**DESCRIPTION OF THE TASK**
Reproduce the entries below, substituting "top" for each occurrence of "oben" and leaving everything else unchanged.

>> BEGIN INFORMATION GIVEN

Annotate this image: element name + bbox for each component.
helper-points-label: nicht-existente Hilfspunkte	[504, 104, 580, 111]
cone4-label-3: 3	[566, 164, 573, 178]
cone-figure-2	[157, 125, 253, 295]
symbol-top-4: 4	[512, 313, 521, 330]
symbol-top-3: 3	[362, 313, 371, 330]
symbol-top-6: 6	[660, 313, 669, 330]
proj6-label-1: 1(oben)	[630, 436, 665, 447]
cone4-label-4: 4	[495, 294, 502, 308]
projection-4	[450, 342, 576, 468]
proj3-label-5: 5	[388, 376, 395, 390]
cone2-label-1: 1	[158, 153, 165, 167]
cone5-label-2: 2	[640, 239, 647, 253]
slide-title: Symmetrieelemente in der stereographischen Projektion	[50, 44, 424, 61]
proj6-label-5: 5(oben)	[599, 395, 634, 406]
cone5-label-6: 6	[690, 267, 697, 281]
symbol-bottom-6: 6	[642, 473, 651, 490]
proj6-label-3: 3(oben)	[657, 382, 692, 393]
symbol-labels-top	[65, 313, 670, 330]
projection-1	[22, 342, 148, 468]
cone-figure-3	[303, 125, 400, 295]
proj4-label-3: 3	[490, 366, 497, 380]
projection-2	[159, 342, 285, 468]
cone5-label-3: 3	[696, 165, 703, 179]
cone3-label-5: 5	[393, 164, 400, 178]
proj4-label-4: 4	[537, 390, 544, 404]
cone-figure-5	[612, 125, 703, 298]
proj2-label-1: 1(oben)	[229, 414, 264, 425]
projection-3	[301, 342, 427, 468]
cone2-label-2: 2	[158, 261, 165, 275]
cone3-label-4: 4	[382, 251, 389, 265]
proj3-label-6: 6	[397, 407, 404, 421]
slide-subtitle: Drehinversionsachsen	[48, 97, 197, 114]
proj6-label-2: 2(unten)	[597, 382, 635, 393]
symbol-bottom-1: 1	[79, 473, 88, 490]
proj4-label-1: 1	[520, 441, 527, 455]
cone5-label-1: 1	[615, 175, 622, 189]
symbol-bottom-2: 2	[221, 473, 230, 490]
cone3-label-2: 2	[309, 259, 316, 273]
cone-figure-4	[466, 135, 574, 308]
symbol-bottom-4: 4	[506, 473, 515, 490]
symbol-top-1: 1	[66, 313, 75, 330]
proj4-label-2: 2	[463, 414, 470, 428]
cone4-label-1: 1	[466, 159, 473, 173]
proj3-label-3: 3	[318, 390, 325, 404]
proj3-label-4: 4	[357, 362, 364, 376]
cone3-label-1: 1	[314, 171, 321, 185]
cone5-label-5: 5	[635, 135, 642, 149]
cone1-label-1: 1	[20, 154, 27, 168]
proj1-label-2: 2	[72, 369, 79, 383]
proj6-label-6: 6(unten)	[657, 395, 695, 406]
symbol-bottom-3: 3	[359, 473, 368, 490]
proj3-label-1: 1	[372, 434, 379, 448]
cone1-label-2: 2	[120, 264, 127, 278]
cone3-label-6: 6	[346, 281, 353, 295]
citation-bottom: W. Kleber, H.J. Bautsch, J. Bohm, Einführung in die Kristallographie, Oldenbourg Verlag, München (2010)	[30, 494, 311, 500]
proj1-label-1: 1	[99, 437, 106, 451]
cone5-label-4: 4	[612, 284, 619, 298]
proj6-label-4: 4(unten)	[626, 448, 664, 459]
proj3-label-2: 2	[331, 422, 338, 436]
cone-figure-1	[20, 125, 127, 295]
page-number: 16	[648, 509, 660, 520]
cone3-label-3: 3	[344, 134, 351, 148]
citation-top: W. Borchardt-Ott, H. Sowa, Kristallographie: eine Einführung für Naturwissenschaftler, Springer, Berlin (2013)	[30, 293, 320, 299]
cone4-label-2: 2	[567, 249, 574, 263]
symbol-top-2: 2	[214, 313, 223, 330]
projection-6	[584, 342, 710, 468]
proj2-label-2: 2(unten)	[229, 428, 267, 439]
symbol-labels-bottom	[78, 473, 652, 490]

>> END INFORMATION GIVEN

**WRITTEN RESPONSE**
Annotate this image: element name + bbox for each component.
helper-points-label: nicht-existente Hilfspunkte	[504, 104, 580, 111]
cone4-label-3: 3	[566, 164, 573, 178]
cone-figure-2	[157, 125, 253, 295]
symbol-top-4: 4	[512, 313, 521, 330]
symbol-top-3: 3	[362, 313, 371, 330]
symbol-top-6: 6	[660, 313, 669, 330]
proj6-label-1: 1(top)	[630, 436, 665, 447]
cone4-label-4: 4	[495, 294, 502, 308]
projection-4	[450, 342, 576, 468]
proj3-label-5: 5	[388, 376, 395, 390]
cone2-label-1: 1	[158, 153, 165, 167]
cone5-label-2: 2	[640, 239, 647, 253]
slide-title: Symmetrieelemente in der stereographischen Projektion	[50, 44, 424, 61]
proj6-label-5: 5(top)	[599, 395, 634, 406]
cone5-label-6: 6	[690, 267, 697, 281]
symbol-bottom-6: 6	[642, 473, 651, 490]
proj6-label-3: 3(top)	[657, 382, 692, 393]
symbol-labels-top	[65, 313, 670, 330]
projection-1	[22, 342, 148, 468]
cone-figure-3	[303, 125, 400, 295]
proj4-label-3: 3	[490, 366, 497, 380]
projection-2	[159, 342, 285, 468]
cone5-label-3: 3	[696, 165, 703, 179]
cone3-label-5: 5	[393, 164, 400, 178]
proj4-label-4: 4	[537, 390, 544, 404]
cone-figure-5	[612, 125, 703, 298]
proj2-label-1: 1(top)	[229, 414, 264, 425]
projection-3	[301, 342, 427, 468]
cone2-label-2: 2	[158, 261, 165, 275]
cone3-label-4: 4	[382, 251, 389, 265]
proj3-label-6: 6	[397, 407, 404, 421]
slide-subtitle: Drehinversionsachsen	[48, 97, 197, 114]
proj6-label-2: 2(unten)	[597, 382, 635, 393]
symbol-bottom-1: 1	[79, 473, 88, 490]
proj4-label-1: 1	[520, 441, 527, 455]
cone5-label-1: 1	[615, 175, 622, 189]
symbol-bottom-2: 2	[221, 473, 230, 490]
cone3-label-2: 2	[309, 259, 316, 273]
cone-figure-4	[466, 135, 574, 308]
symbol-bottom-4: 4	[506, 473, 515, 490]
symbol-top-1: 1	[66, 313, 75, 330]
proj4-label-2: 2	[463, 414, 470, 428]
cone4-label-1: 1	[466, 159, 473, 173]
proj3-label-3: 3	[318, 390, 325, 404]
proj3-label-4: 4	[357, 362, 364, 376]
cone3-label-1: 1	[314, 171, 321, 185]
cone5-label-5: 5	[635, 135, 642, 149]
cone1-label-1: 1	[20, 154, 27, 168]
proj1-label-2: 2	[72, 369, 79, 383]
proj6-label-6: 6(unten)	[657, 395, 695, 406]
symbol-bottom-3: 3	[359, 473, 368, 490]
proj3-label-1: 1	[372, 434, 379, 448]
cone1-label-2: 2	[120, 264, 127, 278]
cone3-label-6: 6	[346, 281, 353, 295]
citation-bottom: W. Kleber, H.J. Bautsch, J. Bohm, Einführung in die Kristallographie, Oldenbourg Verlag, München (2010)	[30, 494, 311, 500]
proj1-label-1: 1	[99, 437, 106, 451]
cone5-label-4: 4	[612, 284, 619, 298]
proj6-label-4: 4(unten)	[626, 448, 664, 459]
proj3-label-2: 2	[331, 422, 338, 436]
cone-figure-1	[20, 125, 127, 295]
page-number: 16	[648, 509, 660, 520]
cone3-label-3: 3	[344, 134, 351, 148]
citation-top: W. Borchardt-Ott, H. Sowa, Kristallographie: eine Einführung für Naturwissenschaftler, Springer, Berlin (2013)	[30, 293, 320, 299]
cone4-label-2: 2	[567, 249, 574, 263]
symbol-top-2: 2	[214, 313, 223, 330]
projection-6	[584, 342, 710, 468]
proj2-label-2: 2(unten)	[229, 428, 267, 439]
symbol-labels-bottom	[78, 473, 652, 490]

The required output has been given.